Problem requirements — In the data below, find each line containing the string "interval" and return it.
········
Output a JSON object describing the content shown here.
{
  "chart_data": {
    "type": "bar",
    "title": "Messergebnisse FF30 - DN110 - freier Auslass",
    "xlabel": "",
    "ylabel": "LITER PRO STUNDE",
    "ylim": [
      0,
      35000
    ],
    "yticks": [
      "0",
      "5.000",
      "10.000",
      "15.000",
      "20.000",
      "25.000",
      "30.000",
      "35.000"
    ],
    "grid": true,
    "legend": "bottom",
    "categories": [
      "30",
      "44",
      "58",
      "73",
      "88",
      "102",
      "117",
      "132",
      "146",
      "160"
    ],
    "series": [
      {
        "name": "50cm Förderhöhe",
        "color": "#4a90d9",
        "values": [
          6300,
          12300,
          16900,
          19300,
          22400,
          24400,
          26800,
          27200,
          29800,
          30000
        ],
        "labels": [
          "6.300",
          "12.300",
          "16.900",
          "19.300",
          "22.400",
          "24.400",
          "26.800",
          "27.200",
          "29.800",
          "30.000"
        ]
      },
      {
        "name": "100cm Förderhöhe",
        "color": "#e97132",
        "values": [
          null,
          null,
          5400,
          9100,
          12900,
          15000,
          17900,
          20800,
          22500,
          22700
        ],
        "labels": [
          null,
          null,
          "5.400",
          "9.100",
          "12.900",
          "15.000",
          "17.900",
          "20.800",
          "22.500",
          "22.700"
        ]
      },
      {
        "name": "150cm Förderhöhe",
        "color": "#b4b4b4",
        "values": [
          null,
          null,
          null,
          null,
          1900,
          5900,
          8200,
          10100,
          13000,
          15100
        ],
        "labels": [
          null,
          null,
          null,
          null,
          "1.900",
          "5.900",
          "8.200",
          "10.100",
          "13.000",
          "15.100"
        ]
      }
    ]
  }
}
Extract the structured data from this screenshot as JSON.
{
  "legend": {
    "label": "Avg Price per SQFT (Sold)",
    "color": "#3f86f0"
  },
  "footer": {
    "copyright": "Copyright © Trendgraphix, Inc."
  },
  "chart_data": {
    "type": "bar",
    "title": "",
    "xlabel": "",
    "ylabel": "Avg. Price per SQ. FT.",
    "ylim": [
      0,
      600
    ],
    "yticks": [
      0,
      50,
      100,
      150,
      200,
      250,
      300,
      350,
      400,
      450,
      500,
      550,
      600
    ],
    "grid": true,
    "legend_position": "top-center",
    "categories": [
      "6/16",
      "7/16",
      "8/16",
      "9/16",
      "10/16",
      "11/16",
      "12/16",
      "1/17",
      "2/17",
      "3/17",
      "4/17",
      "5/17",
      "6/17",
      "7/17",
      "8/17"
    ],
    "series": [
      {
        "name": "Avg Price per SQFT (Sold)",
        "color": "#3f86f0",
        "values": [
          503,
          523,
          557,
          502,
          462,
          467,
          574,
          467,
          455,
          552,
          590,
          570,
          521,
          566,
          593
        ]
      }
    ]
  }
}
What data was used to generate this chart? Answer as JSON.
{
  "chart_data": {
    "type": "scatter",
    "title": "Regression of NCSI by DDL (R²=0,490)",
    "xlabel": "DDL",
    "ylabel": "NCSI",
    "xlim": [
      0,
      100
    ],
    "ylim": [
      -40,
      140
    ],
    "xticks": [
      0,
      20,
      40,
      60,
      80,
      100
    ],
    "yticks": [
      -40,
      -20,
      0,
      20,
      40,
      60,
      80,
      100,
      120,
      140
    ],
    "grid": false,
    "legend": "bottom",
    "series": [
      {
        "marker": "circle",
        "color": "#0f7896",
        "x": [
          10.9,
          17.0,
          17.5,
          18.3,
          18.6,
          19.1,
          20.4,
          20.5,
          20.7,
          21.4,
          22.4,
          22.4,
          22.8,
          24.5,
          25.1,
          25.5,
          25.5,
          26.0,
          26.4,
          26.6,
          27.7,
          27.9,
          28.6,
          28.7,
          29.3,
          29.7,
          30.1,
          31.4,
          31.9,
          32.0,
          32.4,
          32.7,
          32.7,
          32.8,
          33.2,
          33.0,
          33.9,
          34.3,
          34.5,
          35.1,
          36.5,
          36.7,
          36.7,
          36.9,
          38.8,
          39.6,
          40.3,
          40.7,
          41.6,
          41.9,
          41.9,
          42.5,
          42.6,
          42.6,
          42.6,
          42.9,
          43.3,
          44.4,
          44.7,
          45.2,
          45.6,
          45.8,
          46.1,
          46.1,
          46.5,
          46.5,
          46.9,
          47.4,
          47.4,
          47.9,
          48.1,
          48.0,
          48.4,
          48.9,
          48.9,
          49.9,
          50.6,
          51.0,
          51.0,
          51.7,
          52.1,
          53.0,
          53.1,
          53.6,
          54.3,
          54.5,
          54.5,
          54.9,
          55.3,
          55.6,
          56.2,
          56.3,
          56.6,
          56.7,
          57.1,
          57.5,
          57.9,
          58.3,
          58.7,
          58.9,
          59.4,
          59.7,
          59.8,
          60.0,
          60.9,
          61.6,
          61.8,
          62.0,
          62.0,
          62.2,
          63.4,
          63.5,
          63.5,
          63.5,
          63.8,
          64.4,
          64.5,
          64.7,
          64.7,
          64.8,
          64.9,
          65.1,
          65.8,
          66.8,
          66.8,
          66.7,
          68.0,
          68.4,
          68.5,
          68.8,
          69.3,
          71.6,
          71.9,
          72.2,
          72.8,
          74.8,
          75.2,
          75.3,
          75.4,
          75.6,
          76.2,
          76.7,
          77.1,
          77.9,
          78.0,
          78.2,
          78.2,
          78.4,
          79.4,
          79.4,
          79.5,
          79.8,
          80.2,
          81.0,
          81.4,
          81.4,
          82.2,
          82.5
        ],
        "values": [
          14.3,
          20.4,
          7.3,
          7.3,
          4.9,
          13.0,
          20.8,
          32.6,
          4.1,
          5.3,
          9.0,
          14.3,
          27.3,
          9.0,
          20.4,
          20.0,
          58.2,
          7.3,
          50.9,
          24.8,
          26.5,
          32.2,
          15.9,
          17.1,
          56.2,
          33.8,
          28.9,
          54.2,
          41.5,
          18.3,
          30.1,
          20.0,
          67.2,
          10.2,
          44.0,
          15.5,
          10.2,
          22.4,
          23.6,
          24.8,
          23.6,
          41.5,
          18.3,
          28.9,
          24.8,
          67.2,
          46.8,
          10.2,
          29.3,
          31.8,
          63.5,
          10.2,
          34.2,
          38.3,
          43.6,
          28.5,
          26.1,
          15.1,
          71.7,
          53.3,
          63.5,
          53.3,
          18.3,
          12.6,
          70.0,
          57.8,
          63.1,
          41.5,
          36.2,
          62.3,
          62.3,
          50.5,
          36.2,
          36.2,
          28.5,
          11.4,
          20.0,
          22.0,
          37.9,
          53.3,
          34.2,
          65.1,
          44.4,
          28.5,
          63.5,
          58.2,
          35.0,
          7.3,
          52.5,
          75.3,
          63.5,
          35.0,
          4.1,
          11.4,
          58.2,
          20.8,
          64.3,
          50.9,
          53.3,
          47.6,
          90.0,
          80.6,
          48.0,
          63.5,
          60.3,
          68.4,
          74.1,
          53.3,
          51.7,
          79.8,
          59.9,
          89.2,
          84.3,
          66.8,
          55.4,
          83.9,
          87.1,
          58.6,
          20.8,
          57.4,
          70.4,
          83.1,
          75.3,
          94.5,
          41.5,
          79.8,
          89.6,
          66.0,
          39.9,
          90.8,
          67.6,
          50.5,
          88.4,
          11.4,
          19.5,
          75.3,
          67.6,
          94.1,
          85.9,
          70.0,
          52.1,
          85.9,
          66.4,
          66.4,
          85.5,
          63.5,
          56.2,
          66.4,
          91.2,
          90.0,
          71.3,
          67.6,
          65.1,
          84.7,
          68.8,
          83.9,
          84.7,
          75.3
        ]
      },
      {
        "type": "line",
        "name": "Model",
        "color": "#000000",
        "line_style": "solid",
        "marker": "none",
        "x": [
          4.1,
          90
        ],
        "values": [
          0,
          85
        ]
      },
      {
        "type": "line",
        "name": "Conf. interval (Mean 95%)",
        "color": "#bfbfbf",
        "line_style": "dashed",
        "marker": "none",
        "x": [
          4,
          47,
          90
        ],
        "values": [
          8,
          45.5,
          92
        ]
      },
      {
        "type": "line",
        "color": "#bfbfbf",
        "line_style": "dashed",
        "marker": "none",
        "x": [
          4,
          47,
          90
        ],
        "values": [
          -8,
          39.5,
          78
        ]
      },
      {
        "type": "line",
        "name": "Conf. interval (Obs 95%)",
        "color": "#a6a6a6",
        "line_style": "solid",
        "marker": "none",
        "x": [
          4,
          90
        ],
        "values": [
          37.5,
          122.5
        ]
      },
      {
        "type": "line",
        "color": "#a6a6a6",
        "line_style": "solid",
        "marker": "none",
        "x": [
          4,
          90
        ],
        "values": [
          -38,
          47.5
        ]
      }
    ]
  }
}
········
Finished answer —
        "name": "Conf. interval (Mean 95%)",
        "name": "Conf. interval (Obs 95%)",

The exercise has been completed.